Records provided >>
start
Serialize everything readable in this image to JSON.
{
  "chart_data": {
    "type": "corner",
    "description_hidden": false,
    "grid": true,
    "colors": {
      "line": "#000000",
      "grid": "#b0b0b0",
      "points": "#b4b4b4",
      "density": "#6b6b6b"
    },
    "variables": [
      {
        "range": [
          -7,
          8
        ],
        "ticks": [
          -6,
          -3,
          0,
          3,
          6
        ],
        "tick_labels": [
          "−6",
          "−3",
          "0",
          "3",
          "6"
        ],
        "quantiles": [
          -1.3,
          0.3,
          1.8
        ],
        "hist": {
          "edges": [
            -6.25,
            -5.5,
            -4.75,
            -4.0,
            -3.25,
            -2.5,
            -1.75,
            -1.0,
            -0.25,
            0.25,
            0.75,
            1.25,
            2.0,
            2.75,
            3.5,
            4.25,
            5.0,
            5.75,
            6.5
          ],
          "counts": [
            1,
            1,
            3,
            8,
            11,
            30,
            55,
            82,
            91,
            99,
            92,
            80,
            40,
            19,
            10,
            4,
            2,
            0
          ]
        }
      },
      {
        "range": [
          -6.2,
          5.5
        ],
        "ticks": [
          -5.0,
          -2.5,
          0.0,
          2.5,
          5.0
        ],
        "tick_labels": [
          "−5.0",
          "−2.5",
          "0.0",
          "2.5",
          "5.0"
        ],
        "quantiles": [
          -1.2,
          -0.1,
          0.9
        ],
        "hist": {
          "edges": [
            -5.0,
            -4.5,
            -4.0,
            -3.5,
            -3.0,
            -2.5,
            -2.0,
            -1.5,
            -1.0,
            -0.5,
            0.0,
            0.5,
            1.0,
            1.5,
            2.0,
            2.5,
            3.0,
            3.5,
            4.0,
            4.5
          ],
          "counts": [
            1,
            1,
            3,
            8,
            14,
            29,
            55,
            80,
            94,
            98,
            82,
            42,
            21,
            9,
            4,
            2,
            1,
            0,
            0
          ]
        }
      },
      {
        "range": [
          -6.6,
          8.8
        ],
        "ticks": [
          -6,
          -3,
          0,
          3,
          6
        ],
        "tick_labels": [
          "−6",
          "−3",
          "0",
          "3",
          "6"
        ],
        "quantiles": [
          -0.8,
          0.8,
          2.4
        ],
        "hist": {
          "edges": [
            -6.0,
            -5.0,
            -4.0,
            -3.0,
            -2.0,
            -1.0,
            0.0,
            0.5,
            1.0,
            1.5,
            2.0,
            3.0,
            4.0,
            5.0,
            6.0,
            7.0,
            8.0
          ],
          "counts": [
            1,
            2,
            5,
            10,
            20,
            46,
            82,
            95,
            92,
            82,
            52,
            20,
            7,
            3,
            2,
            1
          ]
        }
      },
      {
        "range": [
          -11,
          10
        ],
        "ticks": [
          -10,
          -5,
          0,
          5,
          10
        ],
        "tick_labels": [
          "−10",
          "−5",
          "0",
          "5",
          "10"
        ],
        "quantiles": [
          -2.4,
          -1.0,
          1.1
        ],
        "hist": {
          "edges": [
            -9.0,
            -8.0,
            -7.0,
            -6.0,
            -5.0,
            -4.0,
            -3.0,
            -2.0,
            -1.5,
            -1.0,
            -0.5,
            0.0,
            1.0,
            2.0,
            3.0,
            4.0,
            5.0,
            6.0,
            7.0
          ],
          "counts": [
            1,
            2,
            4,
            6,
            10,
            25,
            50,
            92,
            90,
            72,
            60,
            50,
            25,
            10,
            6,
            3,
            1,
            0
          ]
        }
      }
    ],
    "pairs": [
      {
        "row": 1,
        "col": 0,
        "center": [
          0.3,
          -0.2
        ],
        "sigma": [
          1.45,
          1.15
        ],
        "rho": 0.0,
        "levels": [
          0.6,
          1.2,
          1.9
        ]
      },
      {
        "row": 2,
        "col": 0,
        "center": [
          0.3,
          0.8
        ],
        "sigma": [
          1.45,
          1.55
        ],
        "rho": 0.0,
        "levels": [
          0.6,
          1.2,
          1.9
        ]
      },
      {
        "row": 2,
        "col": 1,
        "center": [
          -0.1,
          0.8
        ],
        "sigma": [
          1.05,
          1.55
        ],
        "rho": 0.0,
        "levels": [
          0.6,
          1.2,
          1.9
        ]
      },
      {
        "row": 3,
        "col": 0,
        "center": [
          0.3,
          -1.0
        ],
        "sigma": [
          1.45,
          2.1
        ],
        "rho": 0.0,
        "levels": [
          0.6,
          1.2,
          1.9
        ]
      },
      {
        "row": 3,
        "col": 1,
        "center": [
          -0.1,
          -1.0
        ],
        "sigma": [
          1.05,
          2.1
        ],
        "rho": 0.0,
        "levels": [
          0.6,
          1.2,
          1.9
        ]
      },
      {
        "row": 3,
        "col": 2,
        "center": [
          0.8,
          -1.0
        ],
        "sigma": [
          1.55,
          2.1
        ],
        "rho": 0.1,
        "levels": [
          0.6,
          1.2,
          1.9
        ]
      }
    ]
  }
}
end
Given request >> Please set down each line of the records exactly as given.

Reply to the task >>
Serialize everything readable in this image to JSON.
{
  "chart_data": {
    "type": "corner",
    "description_hidden": false,
    "grid": true,
    "colors": {
      "line": "#000000",
      "grid": "#b0b0b0",
      "points": "#b4b4b4",
      "density": "#6b6b6b"
    },
    "variables": [
      {
        "range": [
          -7,
          8
        ],
        "ticks": [
          -6,
          -3,
          0,
          3,
          6
        ],
        "tick_labels": [
          "−6",
          "−3",
          "0",
          "3",
          "6"
        ],
        "quantiles": [
          -1.3,
          0.3,
          1.8
        ],
        "hist": {
          "edges": [
            -6.25,
            -5.5,
            -4.75,
            -4.0,
            -3.25,
            -2.5,
            -1.75,
            -1.0,
            -0.25,
            0.25,
            0.75,
            1.25,
            2.0,
            2.75,
            3.5,
            4.25,
            5.0,
            5.75,
            6.5
          ],
          "counts": [
            1,
            1,
            3,
            8,
            11,
            30,
            55,
            82,
            91,
            99,
            92,
            80,
            40,
            19,
            10,
            4,
            2,
            0
          ]
        }
      },
      {
        "range": [
          -6.2,
          5.5
        ],
        "ticks": [
          -5.0,
          -2.5,
          0.0,
          2.5,
          5.0
        ],
        "tick_labels": [
          "−5.0",
          "−2.5",
          "0.0",
          "2.5",
          "5.0"
        ],
        "quantiles": [
          -1.2,
          -0.1,
          0.9
        ],
        "hist": {
          "edges": [
            -5.0,
            -4.5,
            -4.0,
            -3.5,
            -3.0,
            -2.5,
            -2.0,
            -1.5,
            -1.0,
            -0.5,
            0.0,
            0.5,
            1.0,
            1.5,
            2.0,
            2.5,
            3.0,
            3.5,
            4.0,
            4.5
          ],
          "counts": [
            1,
            1,
            3,
            8,
            14,
            29,
            55,
            80,
            94,
            98,
            82,
            42,
            21,
            9,
            4,
            2,
            1,
            0,
            0
          ]
        }
      },
      {
        "range": [
          -6.6,
          8.8
        ],
        "ticks": [
          -6,
          -3,
          0,
          3,
          6
        ],
        "tick_labels": [
          "−6",
          "−3",
          "0",
          "3",
          "6"
        ],
        "quantiles": [
          -0.8,
          0.8,
          2.4
        ],
        "hist": {
          "edges": [
            -6.0,
            -5.0,
            -4.0,
            -3.0,
            -2.0,
            -1.0,
            0.0,
            0.5,
            1.0,
            1.5,
            2.0,
            3.0,
            4.0,
            5.0,
            6.0,
            7.0,
            8.0
          ],
          "counts": [
            1,
            2,
            5,
            10,
            20,
            46,
            82,
            95,
            92,
            82,
            52,
            20,
            7,
            3,
            2,
            1
          ]
        }
      },
      {
        "range": [
          -11,
          10
        ],
        "ticks": [
          -10,
          -5,
          0,
          5,
          10
        ],
        "tick_labels": [
          "−10",
          "−5",
          "0",
          "5",
          "10"
        ],
        "quantiles": [
          -2.4,
          -1.0,
          1.1
        ],
        "hist": {
          "edges": [
            -9.0,
            -8.0,
            -7.0,
            -6.0,
            -5.0,
            -4.0,
            -3.0,
            -2.0,
            -1.5,
            -1.0,
            -0.5,
            0.0,
            1.0,
            2.0,
            3.0,
            4.0,
            5.0,
            6.0,
            7.0
          ],
          "counts": [
            1,
            2,
            4,
            6,
            10,
            25,
            50,
            92,
            90,
            72,
            60,
            50,
            25,
            10,
            6,
            3,
            1,
            0
          ]
        }
      }
    ],
    "pairs": [
      {
        "row": 1,
        "col": 0,
        "center": [
          0.3,
          -0.2
        ],
        "sigma": [
          1.45,
          1.15
        ],
        "rho": 0.0,
        "levels": [
          0.6,
          1.2,
          1.9
        ]
      },
      {
        "row": 2,
        "col": 0,
        "center": [
          0.3,
          0.8
        ],
        "sigma": [
          1.45,
          1.55
        ],
        "rho": 0.0,
        "levels": [
          0.6,
          1.2,
          1.9
        ]
      },
      {
        "row": 2,
        "col": 1,
        "center": [
          -0.1,
          0.8
        ],
        "sigma": [
          1.05,
          1.55
        ],
        "rho": 0.0,
        "levels": [
          0.6,
          1.2,
          1.9
        ]
      },
      {
        "row": 3,
        "col": 0,
        "center": [
          0.3,
          -1.0
        ],
        "sigma": [
          1.45,
          2.1
        ],
        "rho": 0.0,
        "levels": [
          0.6,
          1.2,
          1.9
        ]
      },
      {
        "row": 3,
        "col": 1,
        "center": [
          -0.1,
          -1.0
        ],
        "sigma": [
          1.05,
          2.1
        ],
        "rho": 0.0,
        "levels": [
          0.6,
          1.2,
          1.9
        ]
      },
      {
        "row": 3,
        "col": 2,
        "center": [
          0.8,
          -1.0
        ],
        "sigma": [
          1.55,
          2.1
        ],
        "rho": 0.1,
        "levels": [
          0.6,
          1.2,
          1.9
        ]
      }
    ]
  }
}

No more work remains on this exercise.